JOB →
Please convert the rows into a JSON list of strings with one string per line, starting at the very first row and stopping after the line that contains "The work piece 32 is at (207, 437).". Include both of those lines and leave out any blank lines.

Collected data:
--

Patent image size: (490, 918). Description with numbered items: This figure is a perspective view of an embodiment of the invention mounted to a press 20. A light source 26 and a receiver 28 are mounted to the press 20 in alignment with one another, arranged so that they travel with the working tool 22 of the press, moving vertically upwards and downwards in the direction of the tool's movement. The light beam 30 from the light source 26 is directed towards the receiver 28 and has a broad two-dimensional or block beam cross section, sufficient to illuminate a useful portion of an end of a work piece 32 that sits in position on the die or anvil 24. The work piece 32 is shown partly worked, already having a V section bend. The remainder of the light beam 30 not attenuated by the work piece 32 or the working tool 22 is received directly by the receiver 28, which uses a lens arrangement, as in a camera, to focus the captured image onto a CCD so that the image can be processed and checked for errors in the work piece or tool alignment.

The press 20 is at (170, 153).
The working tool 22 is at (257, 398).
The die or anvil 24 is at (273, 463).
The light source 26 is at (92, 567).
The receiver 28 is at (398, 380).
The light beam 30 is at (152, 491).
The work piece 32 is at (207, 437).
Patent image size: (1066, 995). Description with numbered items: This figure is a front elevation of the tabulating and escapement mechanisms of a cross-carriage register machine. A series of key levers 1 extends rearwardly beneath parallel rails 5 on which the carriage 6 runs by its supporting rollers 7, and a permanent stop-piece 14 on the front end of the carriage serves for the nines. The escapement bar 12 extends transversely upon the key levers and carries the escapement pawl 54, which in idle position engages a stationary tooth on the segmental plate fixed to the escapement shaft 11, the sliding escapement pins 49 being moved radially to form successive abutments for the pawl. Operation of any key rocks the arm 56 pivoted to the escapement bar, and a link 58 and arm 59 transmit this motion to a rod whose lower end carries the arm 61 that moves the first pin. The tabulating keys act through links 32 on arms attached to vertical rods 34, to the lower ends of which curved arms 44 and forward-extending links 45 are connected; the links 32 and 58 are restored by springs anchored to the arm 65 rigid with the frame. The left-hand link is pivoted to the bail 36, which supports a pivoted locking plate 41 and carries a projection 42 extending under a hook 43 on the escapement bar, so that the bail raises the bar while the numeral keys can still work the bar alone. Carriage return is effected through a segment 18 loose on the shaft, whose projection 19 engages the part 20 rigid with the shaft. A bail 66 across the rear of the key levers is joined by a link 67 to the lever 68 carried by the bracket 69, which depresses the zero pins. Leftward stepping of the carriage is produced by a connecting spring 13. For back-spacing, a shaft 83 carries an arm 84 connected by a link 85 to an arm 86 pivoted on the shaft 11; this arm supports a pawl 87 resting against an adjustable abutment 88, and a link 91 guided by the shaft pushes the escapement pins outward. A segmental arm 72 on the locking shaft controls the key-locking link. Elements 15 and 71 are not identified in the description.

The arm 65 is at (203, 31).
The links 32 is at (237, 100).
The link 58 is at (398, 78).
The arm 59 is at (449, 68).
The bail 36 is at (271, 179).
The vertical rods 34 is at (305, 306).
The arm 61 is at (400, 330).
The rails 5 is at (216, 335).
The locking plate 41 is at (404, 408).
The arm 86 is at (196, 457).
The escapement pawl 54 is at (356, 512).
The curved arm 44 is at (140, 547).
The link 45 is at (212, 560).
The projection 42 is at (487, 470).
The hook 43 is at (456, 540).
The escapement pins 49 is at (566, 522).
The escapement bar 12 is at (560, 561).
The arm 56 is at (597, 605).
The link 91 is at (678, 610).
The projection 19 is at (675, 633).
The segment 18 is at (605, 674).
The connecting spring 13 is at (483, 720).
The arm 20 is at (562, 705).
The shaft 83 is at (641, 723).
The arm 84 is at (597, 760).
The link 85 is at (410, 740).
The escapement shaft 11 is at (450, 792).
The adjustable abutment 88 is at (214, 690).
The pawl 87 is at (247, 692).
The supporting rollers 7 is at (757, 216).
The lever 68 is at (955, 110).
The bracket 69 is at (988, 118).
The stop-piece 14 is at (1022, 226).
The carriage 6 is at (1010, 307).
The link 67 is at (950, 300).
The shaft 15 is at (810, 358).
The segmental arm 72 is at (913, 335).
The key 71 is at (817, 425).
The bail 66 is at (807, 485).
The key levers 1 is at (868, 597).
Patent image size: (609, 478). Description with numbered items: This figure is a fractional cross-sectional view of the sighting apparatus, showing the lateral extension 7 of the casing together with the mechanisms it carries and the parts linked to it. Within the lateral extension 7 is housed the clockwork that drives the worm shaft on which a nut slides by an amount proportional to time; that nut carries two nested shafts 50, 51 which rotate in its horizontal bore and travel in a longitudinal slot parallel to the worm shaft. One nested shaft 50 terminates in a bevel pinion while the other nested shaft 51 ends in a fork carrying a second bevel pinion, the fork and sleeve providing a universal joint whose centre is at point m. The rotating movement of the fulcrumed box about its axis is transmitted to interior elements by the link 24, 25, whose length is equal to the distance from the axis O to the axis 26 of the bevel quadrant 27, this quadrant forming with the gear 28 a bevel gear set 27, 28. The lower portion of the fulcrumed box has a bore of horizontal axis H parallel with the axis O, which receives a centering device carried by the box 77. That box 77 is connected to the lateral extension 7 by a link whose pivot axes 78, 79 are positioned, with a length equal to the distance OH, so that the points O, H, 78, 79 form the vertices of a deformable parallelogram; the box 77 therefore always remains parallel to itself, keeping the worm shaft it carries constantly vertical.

--

SOLUTION TO THIS EXERCISE →
[
  "Patent image size: (490, 918). Description with numbered items: This figure is a perspective view of an embodiment of the invention mounted to a press 20. A light source 26 and a receiver 28 are mounted to the press 20 in alignment with one another, arranged so that they travel with the working tool 22 of the press, moving vertically upwards and downwards in the direction of the tool's movement. The light beam 30 from the light source 26 is directed towards the receiver 28 and has a broad two-dimensional or block beam cross section, sufficient to illuminate a useful portion of an end of a work piece 32 that sits in position on the die or anvil 24. The work piece 32 is shown partly worked, already having a V section bend. The remainder of the light beam 30 not attenuated by the work piece 32 or the working tool 22 is received directly by the receiver 28, which uses a lens arrangement, as in a camera, to focus the captured image onto a CCD so that the image can be processed and checked for errors in the work piece or tool alignment.",
  "The press 20 is at (170, 153).",
  "The working tool 22 is at (257, 398).",
  "The die or anvil 24 is at (273, 463).",
  "The light source 26 is at (92, 567).",
  "The receiver 28 is at (398, 380).",
  "The light beam 30 is at (152, 491).",
  "The work piece 32 is at (207, 437)."
]